Instruction — Could you copy every line from the material below in which "Dette" appears?
####################
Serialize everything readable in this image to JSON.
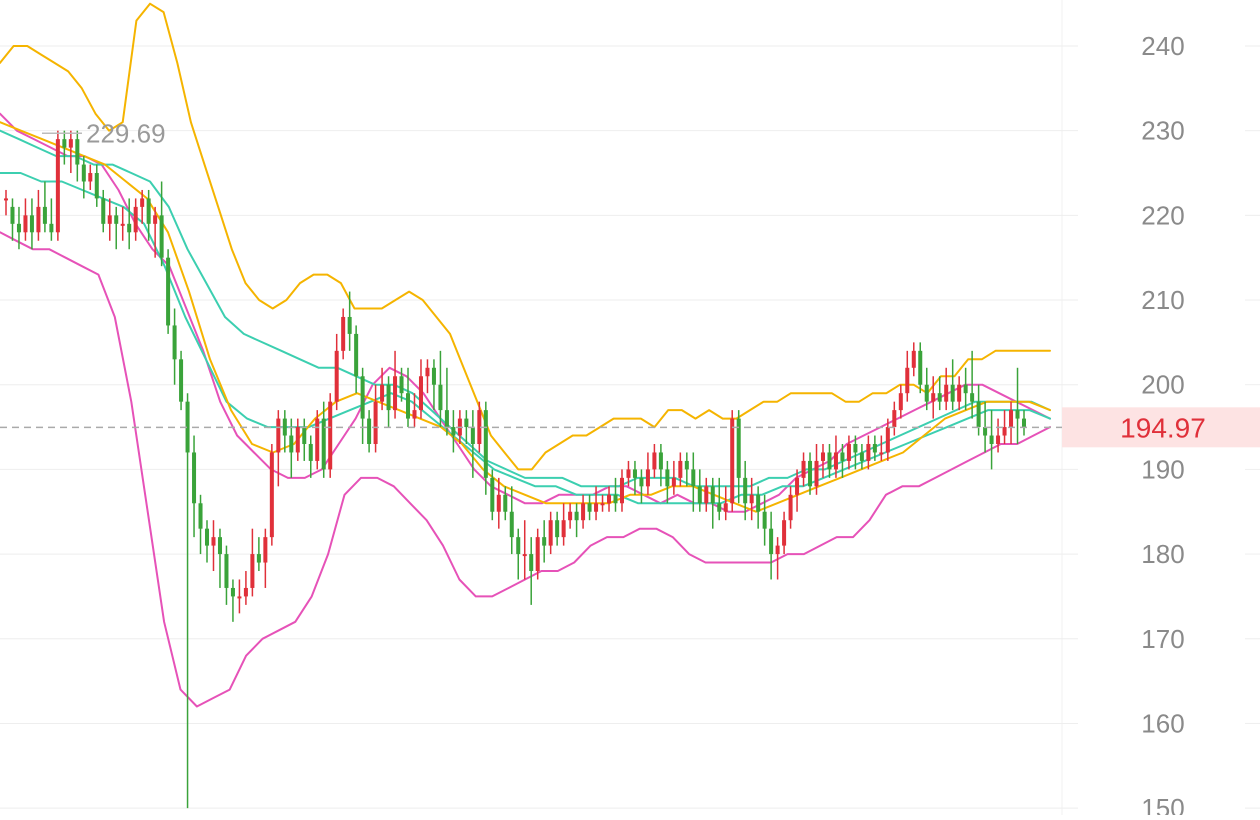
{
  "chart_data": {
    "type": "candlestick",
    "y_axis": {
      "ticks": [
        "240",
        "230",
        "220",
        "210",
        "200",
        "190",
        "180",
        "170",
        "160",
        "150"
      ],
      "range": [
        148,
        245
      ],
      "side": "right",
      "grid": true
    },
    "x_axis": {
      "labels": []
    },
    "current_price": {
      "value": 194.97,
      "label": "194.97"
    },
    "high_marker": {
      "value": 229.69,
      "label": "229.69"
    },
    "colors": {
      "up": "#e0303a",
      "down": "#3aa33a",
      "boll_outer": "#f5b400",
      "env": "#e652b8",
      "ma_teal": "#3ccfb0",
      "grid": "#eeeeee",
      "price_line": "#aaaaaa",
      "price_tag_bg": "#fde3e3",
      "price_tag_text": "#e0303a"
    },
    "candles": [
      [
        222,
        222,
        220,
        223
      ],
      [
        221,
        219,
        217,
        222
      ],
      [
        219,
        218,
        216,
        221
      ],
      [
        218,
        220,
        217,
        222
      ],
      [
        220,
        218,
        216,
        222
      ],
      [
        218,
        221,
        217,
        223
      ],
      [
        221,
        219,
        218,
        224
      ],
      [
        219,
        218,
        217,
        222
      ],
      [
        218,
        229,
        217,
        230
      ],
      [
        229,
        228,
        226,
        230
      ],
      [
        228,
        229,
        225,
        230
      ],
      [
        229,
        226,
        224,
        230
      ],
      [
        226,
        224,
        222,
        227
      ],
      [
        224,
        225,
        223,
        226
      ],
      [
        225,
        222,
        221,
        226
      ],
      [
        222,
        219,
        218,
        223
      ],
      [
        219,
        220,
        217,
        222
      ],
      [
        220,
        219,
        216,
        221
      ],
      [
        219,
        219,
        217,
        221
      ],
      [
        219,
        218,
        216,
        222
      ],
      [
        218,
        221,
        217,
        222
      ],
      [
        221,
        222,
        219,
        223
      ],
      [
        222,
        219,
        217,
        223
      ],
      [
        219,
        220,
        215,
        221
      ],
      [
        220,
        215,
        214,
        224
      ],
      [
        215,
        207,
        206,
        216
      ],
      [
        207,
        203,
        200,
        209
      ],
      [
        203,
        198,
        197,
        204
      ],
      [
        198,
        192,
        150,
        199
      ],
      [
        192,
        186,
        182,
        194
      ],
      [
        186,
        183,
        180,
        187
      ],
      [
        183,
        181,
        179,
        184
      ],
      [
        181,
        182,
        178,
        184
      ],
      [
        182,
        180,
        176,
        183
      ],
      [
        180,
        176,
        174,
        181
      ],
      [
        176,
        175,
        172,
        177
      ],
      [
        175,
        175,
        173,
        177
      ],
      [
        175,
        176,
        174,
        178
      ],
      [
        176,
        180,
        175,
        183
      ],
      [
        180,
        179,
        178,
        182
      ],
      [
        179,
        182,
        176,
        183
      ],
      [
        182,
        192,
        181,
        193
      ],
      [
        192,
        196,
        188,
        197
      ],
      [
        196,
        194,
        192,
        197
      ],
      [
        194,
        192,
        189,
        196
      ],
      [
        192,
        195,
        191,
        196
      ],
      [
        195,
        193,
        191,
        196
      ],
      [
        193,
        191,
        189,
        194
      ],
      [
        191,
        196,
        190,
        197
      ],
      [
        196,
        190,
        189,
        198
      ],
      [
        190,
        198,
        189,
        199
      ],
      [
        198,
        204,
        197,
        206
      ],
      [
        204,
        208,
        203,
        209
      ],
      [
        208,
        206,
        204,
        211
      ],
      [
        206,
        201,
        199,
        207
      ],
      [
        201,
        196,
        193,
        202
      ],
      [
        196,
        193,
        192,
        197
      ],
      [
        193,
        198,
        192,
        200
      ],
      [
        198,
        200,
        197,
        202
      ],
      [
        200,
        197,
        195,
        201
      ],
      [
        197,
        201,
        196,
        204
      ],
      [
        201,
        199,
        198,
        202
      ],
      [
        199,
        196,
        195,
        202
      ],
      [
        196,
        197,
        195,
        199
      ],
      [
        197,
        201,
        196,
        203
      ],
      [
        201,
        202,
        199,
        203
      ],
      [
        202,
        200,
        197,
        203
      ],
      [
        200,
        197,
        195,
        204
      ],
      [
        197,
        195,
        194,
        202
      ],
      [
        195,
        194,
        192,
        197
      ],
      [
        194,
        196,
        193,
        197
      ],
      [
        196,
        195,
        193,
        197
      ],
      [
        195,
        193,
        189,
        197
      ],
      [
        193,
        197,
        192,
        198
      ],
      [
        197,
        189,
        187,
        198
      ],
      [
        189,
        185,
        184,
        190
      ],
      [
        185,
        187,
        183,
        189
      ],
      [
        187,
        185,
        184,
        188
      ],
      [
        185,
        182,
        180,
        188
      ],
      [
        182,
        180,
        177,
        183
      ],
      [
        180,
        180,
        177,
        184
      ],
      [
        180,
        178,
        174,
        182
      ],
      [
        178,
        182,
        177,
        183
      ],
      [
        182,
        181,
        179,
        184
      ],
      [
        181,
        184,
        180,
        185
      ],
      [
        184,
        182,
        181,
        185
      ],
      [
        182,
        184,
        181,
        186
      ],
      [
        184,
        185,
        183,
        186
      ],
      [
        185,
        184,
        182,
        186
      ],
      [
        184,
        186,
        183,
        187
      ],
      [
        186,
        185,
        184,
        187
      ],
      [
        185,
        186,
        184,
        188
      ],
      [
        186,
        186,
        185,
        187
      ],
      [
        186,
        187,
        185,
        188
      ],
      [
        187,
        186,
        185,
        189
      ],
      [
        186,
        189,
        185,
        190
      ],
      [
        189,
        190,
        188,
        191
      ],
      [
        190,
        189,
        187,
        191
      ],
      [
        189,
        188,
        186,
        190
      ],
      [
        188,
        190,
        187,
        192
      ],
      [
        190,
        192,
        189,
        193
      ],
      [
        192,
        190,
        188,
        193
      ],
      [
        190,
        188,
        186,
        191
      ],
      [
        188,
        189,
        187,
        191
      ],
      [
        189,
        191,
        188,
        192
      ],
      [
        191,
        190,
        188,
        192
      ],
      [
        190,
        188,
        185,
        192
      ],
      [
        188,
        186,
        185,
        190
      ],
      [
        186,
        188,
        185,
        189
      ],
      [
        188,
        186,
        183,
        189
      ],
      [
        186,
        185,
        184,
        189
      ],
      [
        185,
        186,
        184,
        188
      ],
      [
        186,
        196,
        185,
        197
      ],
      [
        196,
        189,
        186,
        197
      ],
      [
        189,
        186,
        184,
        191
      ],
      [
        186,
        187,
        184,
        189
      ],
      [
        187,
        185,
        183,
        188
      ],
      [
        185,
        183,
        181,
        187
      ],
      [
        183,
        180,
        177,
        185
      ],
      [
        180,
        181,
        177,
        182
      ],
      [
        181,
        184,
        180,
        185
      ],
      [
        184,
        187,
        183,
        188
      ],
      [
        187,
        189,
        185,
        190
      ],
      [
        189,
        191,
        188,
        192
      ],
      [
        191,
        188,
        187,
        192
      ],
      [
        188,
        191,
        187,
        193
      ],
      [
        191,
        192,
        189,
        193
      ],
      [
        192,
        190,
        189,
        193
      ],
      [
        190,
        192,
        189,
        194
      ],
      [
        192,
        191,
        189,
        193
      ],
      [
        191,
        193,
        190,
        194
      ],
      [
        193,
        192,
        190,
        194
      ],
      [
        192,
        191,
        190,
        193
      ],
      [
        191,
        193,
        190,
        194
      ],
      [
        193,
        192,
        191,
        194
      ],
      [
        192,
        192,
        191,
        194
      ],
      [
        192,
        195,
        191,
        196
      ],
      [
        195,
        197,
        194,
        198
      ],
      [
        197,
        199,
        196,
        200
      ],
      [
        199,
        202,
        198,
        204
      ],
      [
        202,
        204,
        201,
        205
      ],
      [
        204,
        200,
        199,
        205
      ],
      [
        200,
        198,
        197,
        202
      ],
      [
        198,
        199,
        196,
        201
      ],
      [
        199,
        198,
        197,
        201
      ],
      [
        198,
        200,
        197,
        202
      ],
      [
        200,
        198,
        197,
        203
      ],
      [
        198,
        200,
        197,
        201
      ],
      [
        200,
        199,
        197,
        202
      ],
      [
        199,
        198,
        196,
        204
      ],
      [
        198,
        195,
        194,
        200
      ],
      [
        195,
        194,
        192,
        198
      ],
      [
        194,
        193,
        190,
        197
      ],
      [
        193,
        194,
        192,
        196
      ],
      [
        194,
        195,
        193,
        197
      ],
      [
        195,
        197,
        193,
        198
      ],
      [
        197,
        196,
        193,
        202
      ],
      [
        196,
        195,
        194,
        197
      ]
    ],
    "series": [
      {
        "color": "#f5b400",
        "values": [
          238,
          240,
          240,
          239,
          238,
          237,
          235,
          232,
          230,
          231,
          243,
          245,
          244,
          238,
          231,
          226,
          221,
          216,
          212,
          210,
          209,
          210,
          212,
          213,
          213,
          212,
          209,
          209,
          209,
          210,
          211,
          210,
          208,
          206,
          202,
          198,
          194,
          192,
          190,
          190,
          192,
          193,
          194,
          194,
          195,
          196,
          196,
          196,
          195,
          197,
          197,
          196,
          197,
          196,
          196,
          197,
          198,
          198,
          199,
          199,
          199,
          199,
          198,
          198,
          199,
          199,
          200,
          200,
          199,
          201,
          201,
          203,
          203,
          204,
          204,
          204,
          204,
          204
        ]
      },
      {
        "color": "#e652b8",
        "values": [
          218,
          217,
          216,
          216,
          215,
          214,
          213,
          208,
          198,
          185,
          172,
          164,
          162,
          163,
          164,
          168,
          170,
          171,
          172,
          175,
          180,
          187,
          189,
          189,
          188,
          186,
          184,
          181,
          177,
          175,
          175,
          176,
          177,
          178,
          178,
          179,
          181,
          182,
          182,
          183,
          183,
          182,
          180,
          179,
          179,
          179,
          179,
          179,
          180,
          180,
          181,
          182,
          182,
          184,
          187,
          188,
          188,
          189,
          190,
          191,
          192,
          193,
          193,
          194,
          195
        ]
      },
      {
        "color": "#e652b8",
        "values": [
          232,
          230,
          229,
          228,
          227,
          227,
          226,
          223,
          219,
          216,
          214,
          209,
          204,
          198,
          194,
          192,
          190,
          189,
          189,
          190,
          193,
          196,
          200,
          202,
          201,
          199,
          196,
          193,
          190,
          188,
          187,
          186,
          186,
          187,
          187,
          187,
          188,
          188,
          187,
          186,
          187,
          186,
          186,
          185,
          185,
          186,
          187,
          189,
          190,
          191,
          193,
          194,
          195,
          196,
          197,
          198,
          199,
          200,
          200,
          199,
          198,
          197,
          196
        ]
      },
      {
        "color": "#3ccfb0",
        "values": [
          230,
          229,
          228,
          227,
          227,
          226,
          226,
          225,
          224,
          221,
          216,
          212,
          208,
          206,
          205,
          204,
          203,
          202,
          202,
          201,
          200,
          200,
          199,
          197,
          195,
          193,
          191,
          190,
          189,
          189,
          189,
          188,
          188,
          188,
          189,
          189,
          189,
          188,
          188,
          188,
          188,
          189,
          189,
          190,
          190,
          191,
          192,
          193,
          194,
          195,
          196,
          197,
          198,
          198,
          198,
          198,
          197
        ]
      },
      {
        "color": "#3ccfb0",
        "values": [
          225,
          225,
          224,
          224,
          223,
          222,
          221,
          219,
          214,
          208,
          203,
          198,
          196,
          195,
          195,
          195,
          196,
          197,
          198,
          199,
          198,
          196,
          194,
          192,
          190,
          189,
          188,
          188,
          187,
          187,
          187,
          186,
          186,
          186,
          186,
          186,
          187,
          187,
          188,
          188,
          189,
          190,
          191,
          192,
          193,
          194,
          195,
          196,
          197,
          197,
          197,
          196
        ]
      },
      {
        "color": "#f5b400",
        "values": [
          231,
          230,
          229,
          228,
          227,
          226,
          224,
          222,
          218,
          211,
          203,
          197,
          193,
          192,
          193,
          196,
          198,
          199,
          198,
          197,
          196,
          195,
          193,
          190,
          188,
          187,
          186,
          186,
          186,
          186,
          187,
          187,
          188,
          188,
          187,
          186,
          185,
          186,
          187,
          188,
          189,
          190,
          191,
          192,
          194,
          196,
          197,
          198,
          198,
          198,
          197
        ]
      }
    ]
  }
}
####################
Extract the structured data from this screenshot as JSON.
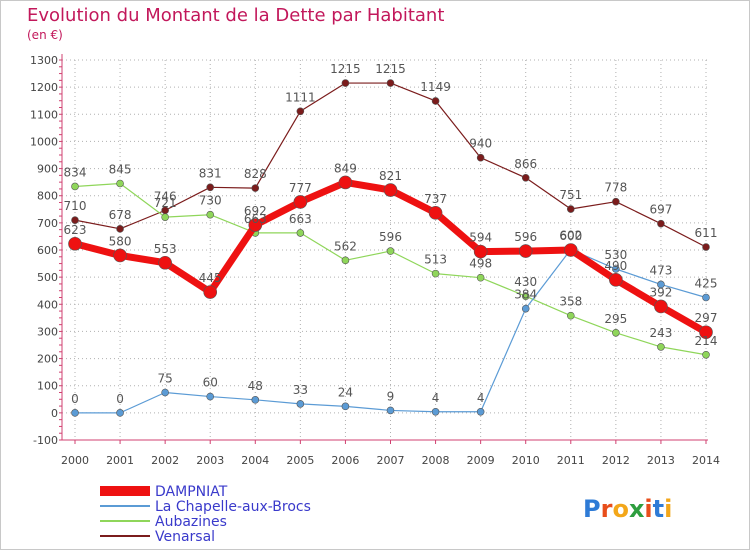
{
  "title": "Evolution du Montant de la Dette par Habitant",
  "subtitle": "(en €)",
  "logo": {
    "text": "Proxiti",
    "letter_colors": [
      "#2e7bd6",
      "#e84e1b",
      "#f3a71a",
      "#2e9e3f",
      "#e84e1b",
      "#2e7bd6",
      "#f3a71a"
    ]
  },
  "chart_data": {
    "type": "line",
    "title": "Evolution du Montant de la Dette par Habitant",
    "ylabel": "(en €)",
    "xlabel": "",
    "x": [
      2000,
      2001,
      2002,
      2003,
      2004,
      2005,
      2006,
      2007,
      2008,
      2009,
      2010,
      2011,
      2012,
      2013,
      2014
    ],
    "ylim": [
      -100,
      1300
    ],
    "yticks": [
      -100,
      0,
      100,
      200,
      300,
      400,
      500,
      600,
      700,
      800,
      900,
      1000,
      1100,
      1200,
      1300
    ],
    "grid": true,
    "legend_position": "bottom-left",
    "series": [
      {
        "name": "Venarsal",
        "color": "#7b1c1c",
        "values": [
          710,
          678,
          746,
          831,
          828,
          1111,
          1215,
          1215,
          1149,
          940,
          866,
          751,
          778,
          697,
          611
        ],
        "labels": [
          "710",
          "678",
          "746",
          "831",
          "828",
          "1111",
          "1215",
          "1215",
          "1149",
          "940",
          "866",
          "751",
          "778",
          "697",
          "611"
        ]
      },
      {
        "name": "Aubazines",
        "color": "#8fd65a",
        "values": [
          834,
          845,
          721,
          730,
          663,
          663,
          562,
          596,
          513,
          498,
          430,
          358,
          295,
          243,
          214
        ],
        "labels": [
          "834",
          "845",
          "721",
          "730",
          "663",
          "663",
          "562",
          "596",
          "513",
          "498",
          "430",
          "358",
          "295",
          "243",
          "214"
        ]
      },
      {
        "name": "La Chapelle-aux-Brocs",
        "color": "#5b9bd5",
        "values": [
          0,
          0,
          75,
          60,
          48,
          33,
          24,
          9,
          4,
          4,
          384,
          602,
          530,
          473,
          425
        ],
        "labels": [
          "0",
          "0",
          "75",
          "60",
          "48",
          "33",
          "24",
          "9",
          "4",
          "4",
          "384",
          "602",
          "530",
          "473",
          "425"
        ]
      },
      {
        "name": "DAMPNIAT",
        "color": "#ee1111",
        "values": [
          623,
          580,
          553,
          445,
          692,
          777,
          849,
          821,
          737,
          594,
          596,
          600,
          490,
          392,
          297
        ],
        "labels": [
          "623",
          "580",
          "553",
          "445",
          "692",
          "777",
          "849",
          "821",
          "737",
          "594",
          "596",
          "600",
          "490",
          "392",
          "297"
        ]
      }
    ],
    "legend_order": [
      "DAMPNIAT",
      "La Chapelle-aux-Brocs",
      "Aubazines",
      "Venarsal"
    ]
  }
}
####################
Expected answer —
  "title": "Evolution du Montant de la Dette par Habitant",
    "title": "Evolution du Montant de la Dette par Habitant",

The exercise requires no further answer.